▸ Job
Search the material and gather each line with "document" in it.

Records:
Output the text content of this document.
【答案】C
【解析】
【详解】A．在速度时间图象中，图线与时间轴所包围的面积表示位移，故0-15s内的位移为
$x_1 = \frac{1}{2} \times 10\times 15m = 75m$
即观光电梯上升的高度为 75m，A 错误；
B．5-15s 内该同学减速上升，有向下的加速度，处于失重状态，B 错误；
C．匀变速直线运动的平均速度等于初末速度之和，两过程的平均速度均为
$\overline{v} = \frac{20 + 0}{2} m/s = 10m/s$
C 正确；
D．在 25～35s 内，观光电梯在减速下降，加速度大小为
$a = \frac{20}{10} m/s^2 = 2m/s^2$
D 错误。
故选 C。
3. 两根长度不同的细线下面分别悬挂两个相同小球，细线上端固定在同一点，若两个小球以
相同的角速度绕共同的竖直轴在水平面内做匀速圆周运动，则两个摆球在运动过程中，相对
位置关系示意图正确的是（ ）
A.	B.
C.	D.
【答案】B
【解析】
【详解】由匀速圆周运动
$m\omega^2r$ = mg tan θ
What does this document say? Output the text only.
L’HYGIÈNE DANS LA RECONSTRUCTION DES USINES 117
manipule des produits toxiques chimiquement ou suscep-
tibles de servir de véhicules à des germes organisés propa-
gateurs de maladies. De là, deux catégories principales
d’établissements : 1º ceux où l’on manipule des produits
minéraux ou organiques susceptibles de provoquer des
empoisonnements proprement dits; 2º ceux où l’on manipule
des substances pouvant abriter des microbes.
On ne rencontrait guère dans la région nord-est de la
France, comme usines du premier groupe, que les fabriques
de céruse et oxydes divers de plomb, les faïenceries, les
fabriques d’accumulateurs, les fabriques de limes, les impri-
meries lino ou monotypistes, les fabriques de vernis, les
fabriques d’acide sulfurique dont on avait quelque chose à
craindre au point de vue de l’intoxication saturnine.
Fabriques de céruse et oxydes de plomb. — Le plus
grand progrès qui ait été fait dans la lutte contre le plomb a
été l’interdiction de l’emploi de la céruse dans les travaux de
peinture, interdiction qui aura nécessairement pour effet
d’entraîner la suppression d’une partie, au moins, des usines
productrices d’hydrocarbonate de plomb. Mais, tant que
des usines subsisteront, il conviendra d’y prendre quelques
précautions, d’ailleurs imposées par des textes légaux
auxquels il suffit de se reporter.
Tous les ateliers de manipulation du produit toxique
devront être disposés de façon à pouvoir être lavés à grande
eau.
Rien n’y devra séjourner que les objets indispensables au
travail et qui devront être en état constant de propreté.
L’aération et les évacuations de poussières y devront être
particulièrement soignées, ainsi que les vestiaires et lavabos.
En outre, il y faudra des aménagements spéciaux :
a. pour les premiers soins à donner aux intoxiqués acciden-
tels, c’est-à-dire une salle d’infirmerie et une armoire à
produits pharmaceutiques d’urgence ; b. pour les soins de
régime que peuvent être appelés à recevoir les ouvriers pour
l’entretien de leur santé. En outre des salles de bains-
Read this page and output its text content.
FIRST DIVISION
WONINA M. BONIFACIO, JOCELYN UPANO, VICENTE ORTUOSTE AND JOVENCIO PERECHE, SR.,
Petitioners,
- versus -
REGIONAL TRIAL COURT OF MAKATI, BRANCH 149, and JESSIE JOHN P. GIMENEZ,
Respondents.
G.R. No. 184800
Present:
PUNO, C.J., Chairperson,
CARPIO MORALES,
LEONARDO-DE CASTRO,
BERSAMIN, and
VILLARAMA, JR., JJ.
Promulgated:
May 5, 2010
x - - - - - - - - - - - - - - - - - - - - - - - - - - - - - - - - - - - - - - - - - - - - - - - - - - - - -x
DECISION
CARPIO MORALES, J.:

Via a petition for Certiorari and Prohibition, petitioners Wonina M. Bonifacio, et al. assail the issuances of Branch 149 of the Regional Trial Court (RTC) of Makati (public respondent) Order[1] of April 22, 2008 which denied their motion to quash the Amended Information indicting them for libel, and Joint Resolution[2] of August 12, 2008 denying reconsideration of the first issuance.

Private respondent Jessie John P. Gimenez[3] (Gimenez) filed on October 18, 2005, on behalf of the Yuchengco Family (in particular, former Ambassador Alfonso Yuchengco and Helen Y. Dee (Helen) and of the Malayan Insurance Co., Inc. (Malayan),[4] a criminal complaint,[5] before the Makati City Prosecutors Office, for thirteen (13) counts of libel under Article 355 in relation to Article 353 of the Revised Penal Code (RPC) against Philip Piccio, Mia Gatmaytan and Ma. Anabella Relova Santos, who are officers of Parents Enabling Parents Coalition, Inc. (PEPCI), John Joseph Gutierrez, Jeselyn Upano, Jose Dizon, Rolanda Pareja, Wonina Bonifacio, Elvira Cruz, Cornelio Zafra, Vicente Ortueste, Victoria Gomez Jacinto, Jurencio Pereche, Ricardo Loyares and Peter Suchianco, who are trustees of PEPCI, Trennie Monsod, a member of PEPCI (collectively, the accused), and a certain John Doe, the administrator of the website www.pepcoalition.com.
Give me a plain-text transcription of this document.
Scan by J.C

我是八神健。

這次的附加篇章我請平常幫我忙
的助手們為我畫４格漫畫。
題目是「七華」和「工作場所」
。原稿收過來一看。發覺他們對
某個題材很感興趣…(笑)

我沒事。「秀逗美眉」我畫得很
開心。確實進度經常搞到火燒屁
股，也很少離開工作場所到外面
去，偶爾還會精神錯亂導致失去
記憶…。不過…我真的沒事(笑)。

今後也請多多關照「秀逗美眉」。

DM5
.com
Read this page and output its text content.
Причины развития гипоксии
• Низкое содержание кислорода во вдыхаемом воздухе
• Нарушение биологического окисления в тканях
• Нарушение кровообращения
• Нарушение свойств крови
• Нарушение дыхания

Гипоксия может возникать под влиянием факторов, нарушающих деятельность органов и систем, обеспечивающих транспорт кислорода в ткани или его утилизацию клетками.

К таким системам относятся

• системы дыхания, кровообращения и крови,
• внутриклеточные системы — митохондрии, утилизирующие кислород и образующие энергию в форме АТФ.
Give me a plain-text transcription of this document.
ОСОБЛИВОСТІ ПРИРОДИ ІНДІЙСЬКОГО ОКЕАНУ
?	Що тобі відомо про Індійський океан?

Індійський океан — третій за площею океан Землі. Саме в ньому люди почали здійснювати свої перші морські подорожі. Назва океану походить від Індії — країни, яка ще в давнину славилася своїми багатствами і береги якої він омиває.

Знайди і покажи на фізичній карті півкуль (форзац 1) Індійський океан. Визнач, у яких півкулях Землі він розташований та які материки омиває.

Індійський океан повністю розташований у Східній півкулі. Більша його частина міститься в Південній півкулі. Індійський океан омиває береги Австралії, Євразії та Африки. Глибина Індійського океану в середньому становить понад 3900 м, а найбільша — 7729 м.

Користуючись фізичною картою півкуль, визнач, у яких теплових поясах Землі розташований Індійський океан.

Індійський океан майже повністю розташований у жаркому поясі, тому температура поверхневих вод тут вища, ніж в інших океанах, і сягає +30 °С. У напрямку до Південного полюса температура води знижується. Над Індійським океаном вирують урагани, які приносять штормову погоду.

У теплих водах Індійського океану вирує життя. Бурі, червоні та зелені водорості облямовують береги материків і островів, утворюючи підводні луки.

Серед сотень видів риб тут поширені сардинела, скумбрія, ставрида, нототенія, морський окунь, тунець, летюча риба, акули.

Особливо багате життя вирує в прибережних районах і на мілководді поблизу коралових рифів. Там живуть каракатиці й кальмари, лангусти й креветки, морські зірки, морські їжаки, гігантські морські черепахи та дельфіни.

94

▸ Result of this task
Output the text content of this document.
What does this document say? Output the text only.
Give me a plain-text transcription of this document.
Give me a plain-text transcription of this document.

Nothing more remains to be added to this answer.